*PROMPT:*
For the entries that follow, state how many lines include the word "value", giving the number and nothing else.

*GIVEN RECORDS:*
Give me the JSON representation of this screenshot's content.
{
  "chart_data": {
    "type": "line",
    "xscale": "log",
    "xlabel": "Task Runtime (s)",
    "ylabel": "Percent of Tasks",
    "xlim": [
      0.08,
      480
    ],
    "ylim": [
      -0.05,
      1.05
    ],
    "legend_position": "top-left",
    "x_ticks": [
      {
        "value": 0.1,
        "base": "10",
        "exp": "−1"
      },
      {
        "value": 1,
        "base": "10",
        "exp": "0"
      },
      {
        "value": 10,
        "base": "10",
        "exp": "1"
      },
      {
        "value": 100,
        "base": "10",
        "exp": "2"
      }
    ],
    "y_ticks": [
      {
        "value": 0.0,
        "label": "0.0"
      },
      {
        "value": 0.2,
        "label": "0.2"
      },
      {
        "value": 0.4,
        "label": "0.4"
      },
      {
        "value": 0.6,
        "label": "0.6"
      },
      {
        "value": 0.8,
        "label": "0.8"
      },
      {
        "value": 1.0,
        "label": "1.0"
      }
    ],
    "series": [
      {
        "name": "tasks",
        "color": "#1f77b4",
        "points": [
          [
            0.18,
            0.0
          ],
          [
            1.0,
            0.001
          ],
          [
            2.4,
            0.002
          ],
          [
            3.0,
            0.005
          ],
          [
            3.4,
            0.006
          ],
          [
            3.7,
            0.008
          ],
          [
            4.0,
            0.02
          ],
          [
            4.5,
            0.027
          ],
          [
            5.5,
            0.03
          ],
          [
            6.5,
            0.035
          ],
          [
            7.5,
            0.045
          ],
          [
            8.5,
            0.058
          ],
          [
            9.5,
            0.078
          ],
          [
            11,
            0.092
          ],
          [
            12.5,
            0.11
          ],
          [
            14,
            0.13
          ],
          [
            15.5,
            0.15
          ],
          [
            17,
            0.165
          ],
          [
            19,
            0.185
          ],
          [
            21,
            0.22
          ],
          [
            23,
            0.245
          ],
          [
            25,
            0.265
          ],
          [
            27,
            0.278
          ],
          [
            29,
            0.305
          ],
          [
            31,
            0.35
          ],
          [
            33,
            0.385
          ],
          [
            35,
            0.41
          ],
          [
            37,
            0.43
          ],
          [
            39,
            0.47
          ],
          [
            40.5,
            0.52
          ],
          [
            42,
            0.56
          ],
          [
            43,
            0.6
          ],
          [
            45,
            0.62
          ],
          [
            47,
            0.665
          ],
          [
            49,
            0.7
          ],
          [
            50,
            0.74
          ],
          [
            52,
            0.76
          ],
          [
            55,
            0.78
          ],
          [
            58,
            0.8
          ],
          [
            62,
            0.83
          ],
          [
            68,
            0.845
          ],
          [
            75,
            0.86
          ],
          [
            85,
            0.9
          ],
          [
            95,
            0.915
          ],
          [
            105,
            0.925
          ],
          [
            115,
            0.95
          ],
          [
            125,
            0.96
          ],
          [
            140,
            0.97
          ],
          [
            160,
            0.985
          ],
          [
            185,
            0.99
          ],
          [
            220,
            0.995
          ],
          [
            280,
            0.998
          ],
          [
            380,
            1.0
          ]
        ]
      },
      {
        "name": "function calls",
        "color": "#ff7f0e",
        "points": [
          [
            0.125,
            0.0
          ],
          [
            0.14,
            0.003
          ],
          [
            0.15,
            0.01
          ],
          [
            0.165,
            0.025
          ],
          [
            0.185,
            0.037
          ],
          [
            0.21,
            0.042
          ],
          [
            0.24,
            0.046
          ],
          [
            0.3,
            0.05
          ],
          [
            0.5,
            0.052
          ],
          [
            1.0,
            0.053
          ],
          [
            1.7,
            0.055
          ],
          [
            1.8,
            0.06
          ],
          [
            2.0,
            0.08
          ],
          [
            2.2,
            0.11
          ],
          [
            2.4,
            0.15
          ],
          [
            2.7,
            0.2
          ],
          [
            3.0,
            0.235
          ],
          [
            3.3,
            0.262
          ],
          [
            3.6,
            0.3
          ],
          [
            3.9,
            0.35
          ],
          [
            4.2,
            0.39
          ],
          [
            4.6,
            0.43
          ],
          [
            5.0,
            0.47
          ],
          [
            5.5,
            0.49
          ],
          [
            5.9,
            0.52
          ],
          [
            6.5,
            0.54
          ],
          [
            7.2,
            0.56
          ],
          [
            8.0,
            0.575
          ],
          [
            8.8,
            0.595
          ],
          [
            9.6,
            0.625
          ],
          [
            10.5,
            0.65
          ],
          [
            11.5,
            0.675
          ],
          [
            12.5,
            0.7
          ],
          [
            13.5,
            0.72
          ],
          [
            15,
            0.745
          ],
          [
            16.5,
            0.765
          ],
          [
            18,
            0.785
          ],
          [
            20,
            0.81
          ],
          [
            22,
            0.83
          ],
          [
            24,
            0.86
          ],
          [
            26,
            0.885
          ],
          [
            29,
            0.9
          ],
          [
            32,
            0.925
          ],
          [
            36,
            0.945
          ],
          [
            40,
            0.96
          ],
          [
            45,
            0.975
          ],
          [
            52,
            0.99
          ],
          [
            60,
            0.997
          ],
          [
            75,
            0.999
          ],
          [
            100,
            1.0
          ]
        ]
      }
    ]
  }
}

*WRITTEN SOLUTION:*
10